>> start INFORMATION PROVIDED

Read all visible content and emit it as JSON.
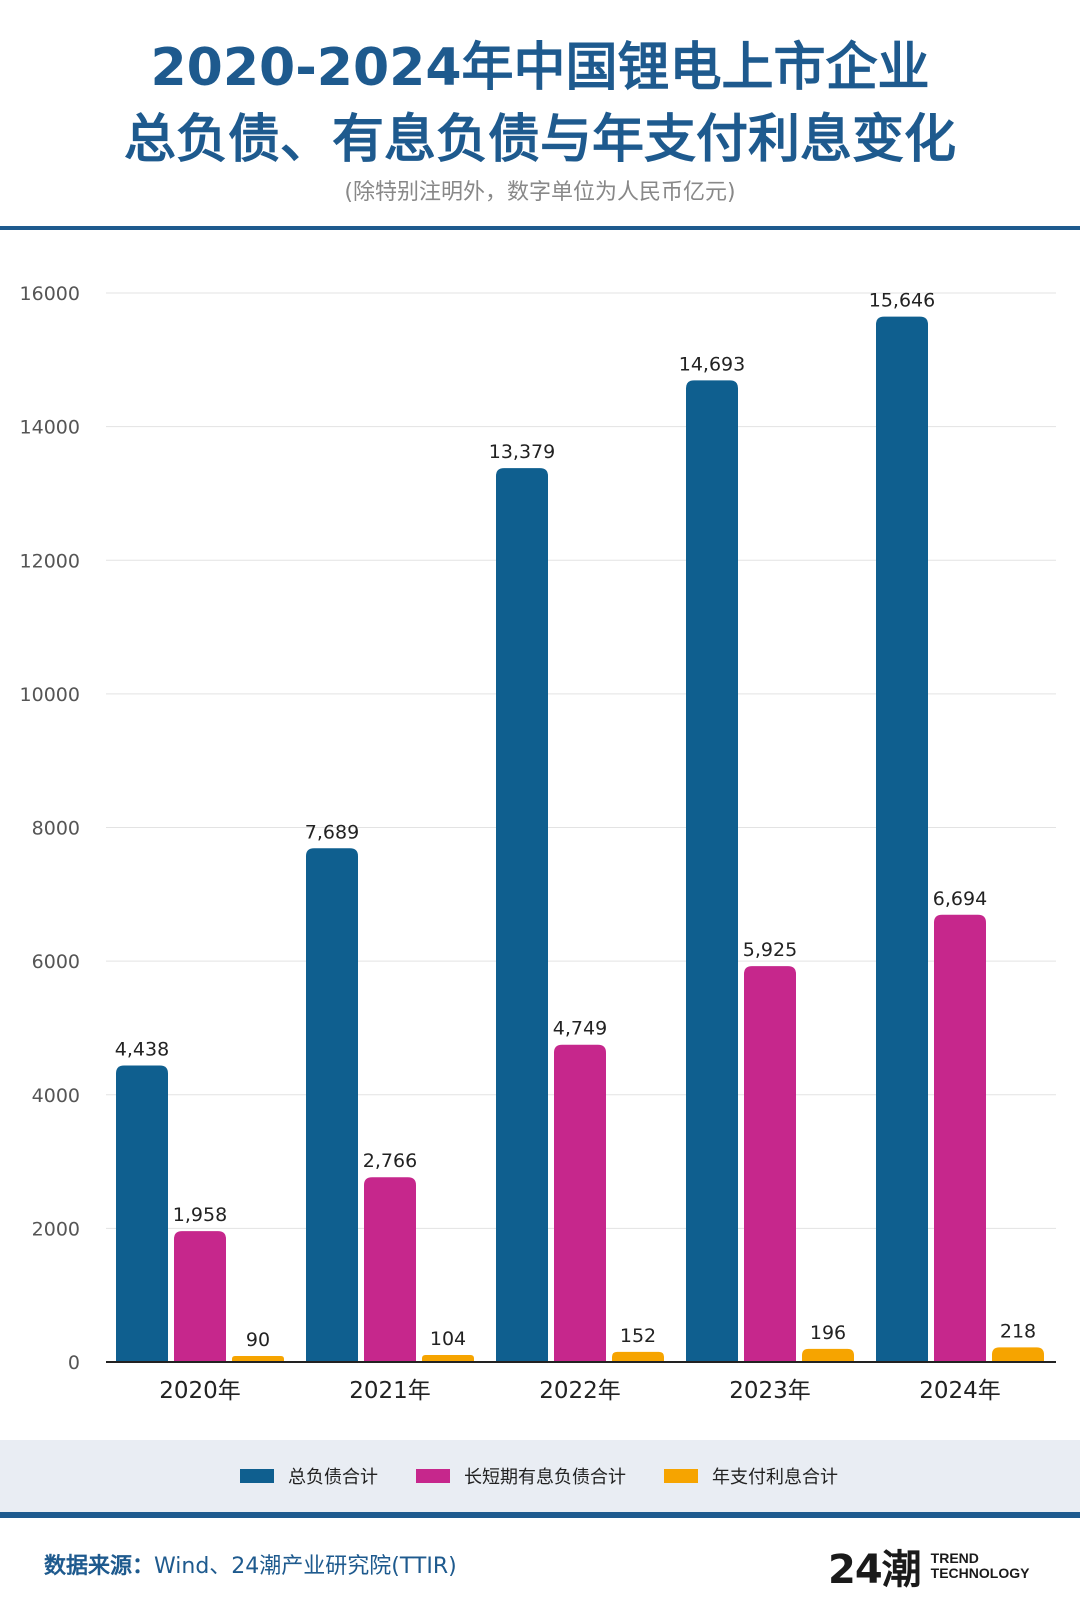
{
  "header": {
    "title_line1": "2020-2024年中国锂电上市企业",
    "title_line2": "总负债、有息负债与年支付利息变化",
    "subtitle": "(除特别注明外，数字单位为人民币亿元)"
  },
  "colors": {
    "title": "#1e5a8e",
    "series": [
      "#0f5f8f",
      "#c6278c",
      "#f6a400"
    ]
  },
  "chart_data": {
    "type": "bar",
    "categories": [
      "2020年",
      "2021年",
      "2022年",
      "2023年",
      "2024年"
    ],
    "series": [
      {
        "name": "总负债合计",
        "values": [
          4438,
          7689,
          13379,
          14693,
          15646
        ],
        "labels": [
          "4,438",
          "7,689",
          "13,379",
          "14,693",
          "15,646"
        ]
      },
      {
        "name": "长短期有息负债合计",
        "values": [
          1958,
          2766,
          4749,
          5925,
          6694
        ],
        "labels": [
          "1,958",
          "2,766",
          "4,749",
          "5,925",
          "6,694"
        ]
      },
      {
        "name": "年支付利息合计",
        "values": [
          90,
          104,
          152,
          196,
          218
        ],
        "labels": [
          "90",
          "104",
          "152",
          "196",
          "218"
        ]
      }
    ],
    "yticks": [
      0,
      2000,
      4000,
      6000,
      8000,
      10000,
      12000,
      14000,
      16000
    ],
    "ylim": [
      0,
      16000
    ],
    "grid": true,
    "legend_position": "bottom"
  },
  "footer": {
    "source_label": "数据来源：",
    "source_text": "Wind、24潮产业研究院(TTIR)",
    "logo_mark": "24潮",
    "logo_line1": "TREND",
    "logo_line2": "TECHNOLOGY"
  }
}
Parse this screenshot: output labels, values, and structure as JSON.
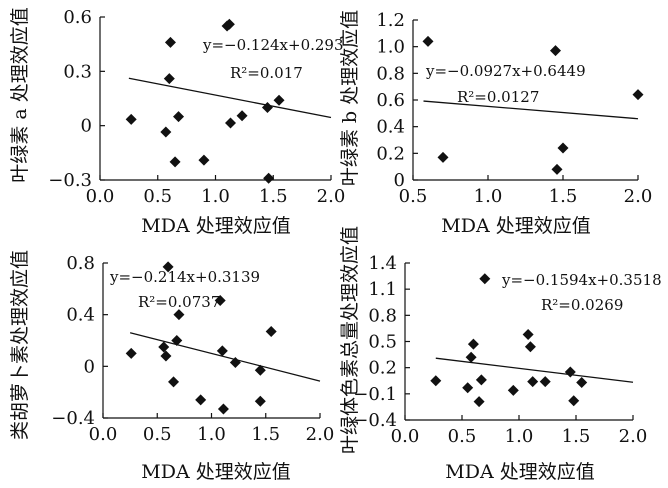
{
  "chart_data": [
    {
      "type": "scatter",
      "xlabel": "MDA 处理效应值",
      "ylabel": "叶绿素 a 处理效应值",
      "xlim": [
        0.0,
        2.0
      ],
      "ylim": [
        -0.3,
        0.6
      ],
      "xticks": [
        0.0,
        0.5,
        1.0,
        1.5,
        2.0
      ],
      "xtick_labels": [
        "0.0",
        "0.5",
        "1.0",
        "1.5",
        "2.0"
      ],
      "yticks": [
        -0.3,
        0.0,
        0.3,
        0.6
      ],
      "ytick_labels": [
        "−0.3",
        "0",
        "0.3",
        "0.6"
      ],
      "points": [
        {
          "x": 0.27,
          "y": 0.035
        },
        {
          "x": 0.57,
          "y": -0.035
        },
        {
          "x": 0.6,
          "y": 0.26
        },
        {
          "x": 0.61,
          "y": 0.46
        },
        {
          "x": 0.65,
          "y": -0.2
        },
        {
          "x": 0.68,
          "y": 0.05
        },
        {
          "x": 0.9,
          "y": -0.19
        },
        {
          "x": 1.1,
          "y": 0.55
        },
        {
          "x": 1.12,
          "y": 0.56
        },
        {
          "x": 1.13,
          "y": 0.015
        },
        {
          "x": 1.23,
          "y": 0.055
        },
        {
          "x": 1.45,
          "y": 0.1
        },
        {
          "x": 1.46,
          "y": -0.29
        },
        {
          "x": 1.55,
          "y": 0.14
        }
      ],
      "trendline": {
        "slope": -0.124,
        "intercept": 0.293,
        "x_range": [
          0.25,
          2.0
        ]
      },
      "equation": "y=−0.124x+0.293",
      "r2": "R²=0.017",
      "grid": false
    },
    {
      "type": "scatter",
      "xlabel": "MDA 处理效应值",
      "ylabel": "叶绿素 b 处理效应值",
      "xlim": [
        0.5,
        2.0
      ],
      "ylim": [
        0.0,
        1.2
      ],
      "xticks": [
        0.5,
        1.0,
        1.5,
        2.0
      ],
      "xtick_labels": [
        "0.5",
        "1.0",
        "1.5",
        "2.0"
      ],
      "yticks": [
        0.0,
        0.2,
        0.4,
        0.6,
        0.8,
        1.0,
        1.2
      ],
      "ytick_labels": [
        "0",
        "0.2",
        "0.4",
        "0.6",
        "0.8",
        "1.0",
        "1.2"
      ],
      "points": [
        {
          "x": 0.6,
          "y": 1.04
        },
        {
          "x": 0.7,
          "y": 0.17
        },
        {
          "x": 1.45,
          "y": 0.97
        },
        {
          "x": 1.46,
          "y": 0.08
        },
        {
          "x": 1.5,
          "y": 0.24
        },
        {
          "x": 2.0,
          "y": 0.64
        }
      ],
      "trendline": {
        "slope": -0.0927,
        "intercept": 0.6449,
        "x_range": [
          0.57,
          2.0
        ]
      },
      "equation": "y=−0.0927x+0.6449",
      "r2": "R²=0.0127",
      "grid": false
    },
    {
      "type": "scatter",
      "xlabel": "MDA 处理效应值",
      "ylabel": "类胡萝卜素处理效应值",
      "xlim": [
        0.0,
        2.0
      ],
      "ylim": [
        -0.4,
        0.8
      ],
      "xticks": [
        0.0,
        0.5,
        1.0,
        1.5,
        2.0
      ],
      "xtick_labels": [
        "0.0",
        "0.5",
        "1.0",
        "1.5",
        "2.0"
      ],
      "yticks": [
        -0.4,
        0.0,
        0.4,
        0.8
      ],
      "ytick_labels": [
        "−0.4",
        "0",
        "0.4",
        "0.8"
      ],
      "points": [
        {
          "x": 0.26,
          "y": 0.1
        },
        {
          "x": 0.56,
          "y": 0.15
        },
        {
          "x": 0.58,
          "y": 0.08
        },
        {
          "x": 0.6,
          "y": 0.77
        },
        {
          "x": 0.65,
          "y": -0.12
        },
        {
          "x": 0.68,
          "y": 0.2
        },
        {
          "x": 0.7,
          "y": 0.4
        },
        {
          "x": 0.9,
          "y": -0.26
        },
        {
          "x": 1.08,
          "y": 0.51
        },
        {
          "x": 1.1,
          "y": 0.12
        },
        {
          "x": 1.11,
          "y": -0.33
        },
        {
          "x": 1.22,
          "y": 0.03
        },
        {
          "x": 1.45,
          "y": -0.03
        },
        {
          "x": 1.45,
          "y": -0.27
        },
        {
          "x": 1.55,
          "y": 0.27
        }
      ],
      "trendline": {
        "slope": -0.214,
        "intercept": 0.3139,
        "x_range": [
          0.25,
          2.0
        ]
      },
      "equation": "y=−0.214x+0.3139",
      "r2": "R²=0.0737",
      "grid": false
    },
    {
      "type": "scatter",
      "xlabel": "MDA 处理效应值",
      "ylabel": "叶绿体色素总量处理效应值",
      "xlim": [
        0.0,
        2.0
      ],
      "ylim": [
        -0.4,
        1.4
      ],
      "xticks": [
        0.0,
        0.5,
        1.0,
        1.5,
        2.0
      ],
      "xtick_labels": [
        "0.0",
        "0.5",
        "1.0",
        "1.5",
        "2.0"
      ],
      "yticks": [
        -0.4,
        -0.1,
        0.2,
        0.5,
        0.8,
        1.1,
        1.4
      ],
      "ytick_labels": [
        "−0.4",
        "−0.1",
        "0.2",
        "0.5",
        "0.8",
        "1.1",
        "1.4"
      ],
      "points": [
        {
          "x": 0.27,
          "y": 0.05
        },
        {
          "x": 0.55,
          "y": -0.03
        },
        {
          "x": 0.58,
          "y": 0.32
        },
        {
          "x": 0.6,
          "y": 0.47
        },
        {
          "x": 0.65,
          "y": -0.19
        },
        {
          "x": 0.67,
          "y": 0.06
        },
        {
          "x": 0.7,
          "y": 1.22
        },
        {
          "x": 0.95,
          "y": -0.06
        },
        {
          "x": 1.08,
          "y": 0.58
        },
        {
          "x": 1.1,
          "y": 0.44
        },
        {
          "x": 1.12,
          "y": 0.04
        },
        {
          "x": 1.23,
          "y": 0.04
        },
        {
          "x": 1.45,
          "y": 0.15
        },
        {
          "x": 1.48,
          "y": -0.18
        },
        {
          "x": 1.55,
          "y": 0.03
        }
      ],
      "trendline": {
        "slope": -0.1594,
        "intercept": 0.3518,
        "x_range": [
          0.27,
          2.0
        ]
      },
      "equation": "y=−0.1594x+0.3518",
      "r2": "R²=0.0269",
      "grid": false
    }
  ]
}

>> end INFORMATION PROVIDED

- AIM OF THE EXERCISE:
Gather each line in the data that holds the string "ylabel".

- WRITTEN SOLUTION:
      "ylabel": "叶绿素 a 处理效应值",
      "ylabel": "叶绿素 b 处理效应值",
      "ylabel": "类胡萝卜素处理效应值",
      "ylabel": "叶绿体色素总量处理效应值",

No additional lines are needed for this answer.